▶ _What is asked_: Examine the records and identify each line that includes the string "unit". Copy those lines.

┄┄┄┄┄┄┄┄┄┄┄┄┄┄┄┄┄┄┄┄

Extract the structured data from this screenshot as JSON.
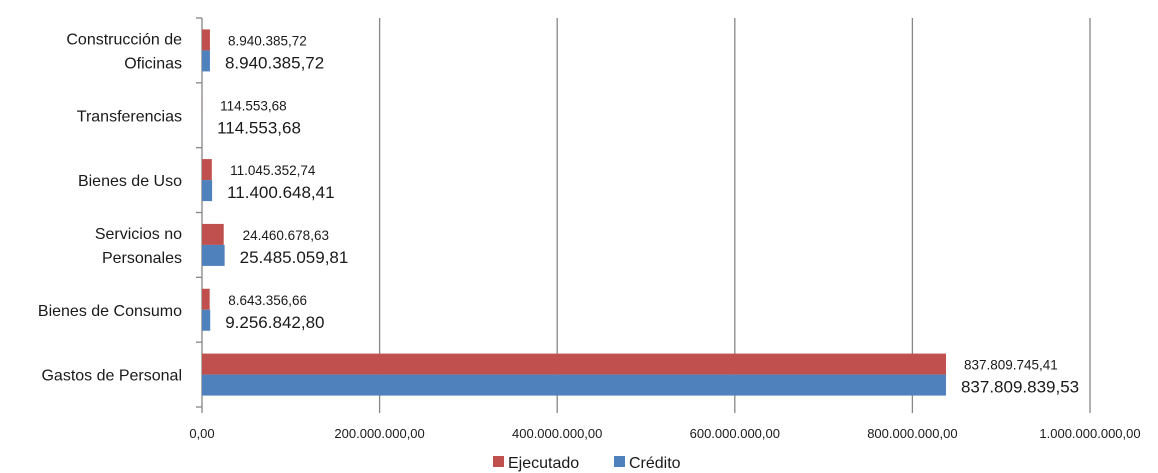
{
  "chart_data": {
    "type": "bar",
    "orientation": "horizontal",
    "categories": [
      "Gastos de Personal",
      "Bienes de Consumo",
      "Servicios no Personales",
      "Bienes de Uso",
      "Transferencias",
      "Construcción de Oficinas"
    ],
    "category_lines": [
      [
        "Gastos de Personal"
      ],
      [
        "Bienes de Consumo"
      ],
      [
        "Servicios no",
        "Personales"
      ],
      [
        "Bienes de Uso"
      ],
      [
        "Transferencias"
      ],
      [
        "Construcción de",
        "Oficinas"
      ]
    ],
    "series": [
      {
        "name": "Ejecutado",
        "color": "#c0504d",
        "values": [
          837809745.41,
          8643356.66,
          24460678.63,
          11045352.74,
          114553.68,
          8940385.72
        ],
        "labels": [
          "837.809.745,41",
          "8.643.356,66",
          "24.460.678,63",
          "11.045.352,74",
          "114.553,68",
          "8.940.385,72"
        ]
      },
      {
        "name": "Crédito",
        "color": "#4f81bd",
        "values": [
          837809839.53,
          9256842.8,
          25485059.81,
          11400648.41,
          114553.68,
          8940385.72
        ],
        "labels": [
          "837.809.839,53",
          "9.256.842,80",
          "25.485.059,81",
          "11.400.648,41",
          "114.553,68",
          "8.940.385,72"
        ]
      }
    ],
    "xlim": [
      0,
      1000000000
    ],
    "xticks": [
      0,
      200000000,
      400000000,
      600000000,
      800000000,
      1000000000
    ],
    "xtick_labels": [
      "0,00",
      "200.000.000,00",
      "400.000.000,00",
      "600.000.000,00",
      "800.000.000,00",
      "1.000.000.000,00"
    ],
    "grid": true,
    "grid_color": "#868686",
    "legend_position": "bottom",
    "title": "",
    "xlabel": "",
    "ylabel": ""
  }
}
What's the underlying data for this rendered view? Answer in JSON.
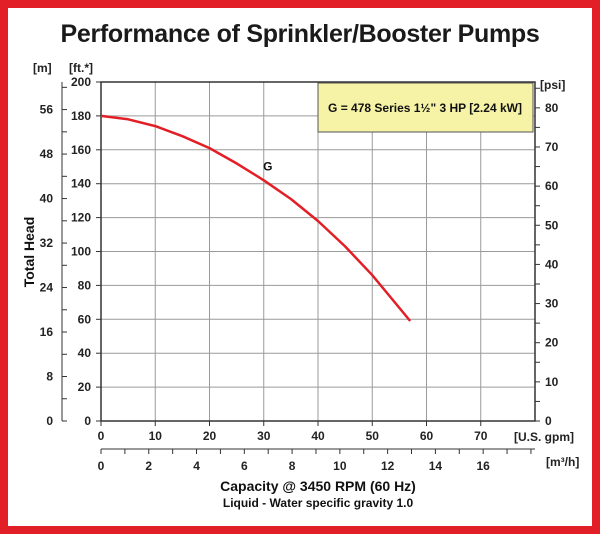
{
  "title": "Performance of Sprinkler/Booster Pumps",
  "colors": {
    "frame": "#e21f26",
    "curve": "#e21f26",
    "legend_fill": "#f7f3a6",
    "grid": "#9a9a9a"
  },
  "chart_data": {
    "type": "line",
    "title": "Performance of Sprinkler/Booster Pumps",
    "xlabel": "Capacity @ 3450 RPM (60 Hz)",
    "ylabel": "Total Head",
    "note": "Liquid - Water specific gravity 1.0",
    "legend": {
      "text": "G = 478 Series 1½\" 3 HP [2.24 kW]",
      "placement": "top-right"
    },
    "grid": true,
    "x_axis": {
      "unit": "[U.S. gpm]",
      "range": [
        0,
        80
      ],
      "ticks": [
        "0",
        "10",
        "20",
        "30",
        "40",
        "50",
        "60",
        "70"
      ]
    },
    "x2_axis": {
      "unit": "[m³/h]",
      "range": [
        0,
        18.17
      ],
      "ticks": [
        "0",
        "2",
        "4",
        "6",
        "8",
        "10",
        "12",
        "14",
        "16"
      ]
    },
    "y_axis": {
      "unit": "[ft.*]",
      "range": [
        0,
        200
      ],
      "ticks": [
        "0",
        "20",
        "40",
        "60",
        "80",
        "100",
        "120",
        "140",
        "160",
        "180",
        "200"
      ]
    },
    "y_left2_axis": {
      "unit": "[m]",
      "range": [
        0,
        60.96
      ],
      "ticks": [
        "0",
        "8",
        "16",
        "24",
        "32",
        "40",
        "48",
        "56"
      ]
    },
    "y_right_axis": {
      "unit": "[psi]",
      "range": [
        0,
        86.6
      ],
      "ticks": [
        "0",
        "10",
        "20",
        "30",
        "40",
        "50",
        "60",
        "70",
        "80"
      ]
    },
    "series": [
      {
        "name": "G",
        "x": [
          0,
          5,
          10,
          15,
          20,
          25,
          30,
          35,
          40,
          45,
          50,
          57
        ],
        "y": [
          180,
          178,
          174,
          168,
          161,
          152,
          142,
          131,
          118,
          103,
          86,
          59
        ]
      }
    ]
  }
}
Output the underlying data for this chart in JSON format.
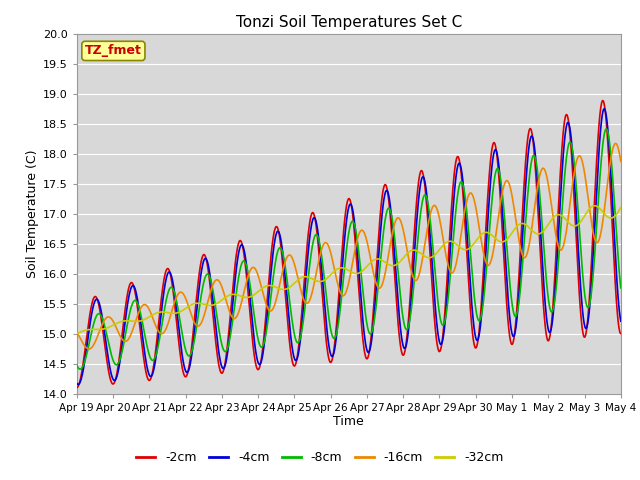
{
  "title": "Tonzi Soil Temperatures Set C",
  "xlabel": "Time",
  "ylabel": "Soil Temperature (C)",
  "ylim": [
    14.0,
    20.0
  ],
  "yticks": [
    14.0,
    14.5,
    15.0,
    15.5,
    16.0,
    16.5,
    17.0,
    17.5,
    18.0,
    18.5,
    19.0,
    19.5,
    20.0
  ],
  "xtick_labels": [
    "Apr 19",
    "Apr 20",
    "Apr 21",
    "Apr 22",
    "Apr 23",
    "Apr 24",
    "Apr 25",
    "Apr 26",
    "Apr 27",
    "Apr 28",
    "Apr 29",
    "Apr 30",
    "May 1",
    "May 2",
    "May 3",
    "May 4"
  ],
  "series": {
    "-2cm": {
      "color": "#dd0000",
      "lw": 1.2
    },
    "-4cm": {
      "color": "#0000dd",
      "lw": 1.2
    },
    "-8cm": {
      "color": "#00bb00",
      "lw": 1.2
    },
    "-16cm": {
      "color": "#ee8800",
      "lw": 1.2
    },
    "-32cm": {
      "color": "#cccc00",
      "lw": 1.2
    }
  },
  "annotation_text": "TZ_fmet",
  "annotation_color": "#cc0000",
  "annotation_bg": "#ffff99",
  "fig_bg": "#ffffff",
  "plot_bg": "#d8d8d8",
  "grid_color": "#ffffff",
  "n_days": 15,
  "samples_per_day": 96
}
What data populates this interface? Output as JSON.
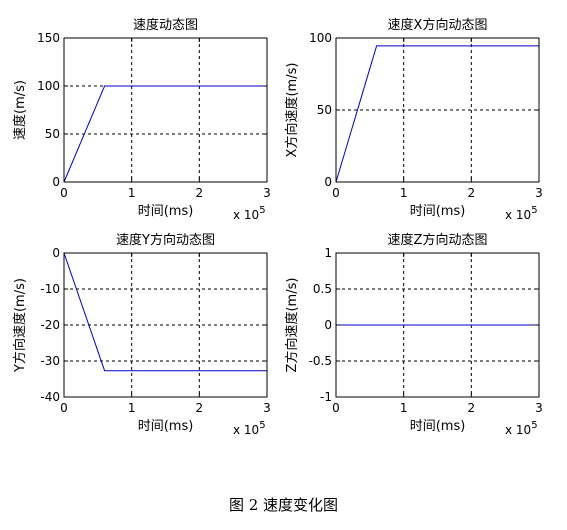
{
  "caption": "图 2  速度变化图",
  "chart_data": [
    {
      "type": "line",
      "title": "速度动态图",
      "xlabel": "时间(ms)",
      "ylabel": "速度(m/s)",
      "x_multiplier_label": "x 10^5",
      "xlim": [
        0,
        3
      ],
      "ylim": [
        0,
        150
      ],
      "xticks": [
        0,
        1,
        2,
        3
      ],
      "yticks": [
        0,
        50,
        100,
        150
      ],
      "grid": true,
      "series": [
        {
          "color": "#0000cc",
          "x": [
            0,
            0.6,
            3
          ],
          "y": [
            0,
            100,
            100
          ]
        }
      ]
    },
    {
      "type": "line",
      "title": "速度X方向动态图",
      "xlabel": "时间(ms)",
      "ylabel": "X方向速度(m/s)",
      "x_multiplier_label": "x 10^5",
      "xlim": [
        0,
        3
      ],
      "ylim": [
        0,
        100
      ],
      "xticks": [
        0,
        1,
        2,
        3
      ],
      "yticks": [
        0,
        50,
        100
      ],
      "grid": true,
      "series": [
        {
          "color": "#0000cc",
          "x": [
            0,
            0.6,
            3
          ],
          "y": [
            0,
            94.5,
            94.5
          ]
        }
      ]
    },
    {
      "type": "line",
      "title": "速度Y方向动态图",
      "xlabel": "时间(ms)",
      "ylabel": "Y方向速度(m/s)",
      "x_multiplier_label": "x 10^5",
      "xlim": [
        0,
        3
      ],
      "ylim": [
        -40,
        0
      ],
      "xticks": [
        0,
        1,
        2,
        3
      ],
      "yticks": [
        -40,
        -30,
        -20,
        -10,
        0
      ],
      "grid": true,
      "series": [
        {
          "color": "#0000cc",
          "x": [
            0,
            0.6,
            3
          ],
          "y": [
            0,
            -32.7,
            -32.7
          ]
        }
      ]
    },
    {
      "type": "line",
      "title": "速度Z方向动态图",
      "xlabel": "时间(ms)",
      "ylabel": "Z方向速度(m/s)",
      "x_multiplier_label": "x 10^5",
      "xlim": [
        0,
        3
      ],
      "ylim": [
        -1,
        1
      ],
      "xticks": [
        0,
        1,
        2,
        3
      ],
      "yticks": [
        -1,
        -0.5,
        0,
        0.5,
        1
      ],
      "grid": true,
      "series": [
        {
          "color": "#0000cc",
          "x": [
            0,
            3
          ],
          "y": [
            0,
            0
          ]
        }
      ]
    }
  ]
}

┄┄┄┄┄┄┄┄┄┄┄┄┄┄┄┄┄┄┄┄

▶ _Result of this exercise_:
      "unit": "[U.S. gpm]",
      "unit": "[m³/h]",
      "unit": "[ft.*]",
      "unit": "[m]",
      "unit": "[psi]",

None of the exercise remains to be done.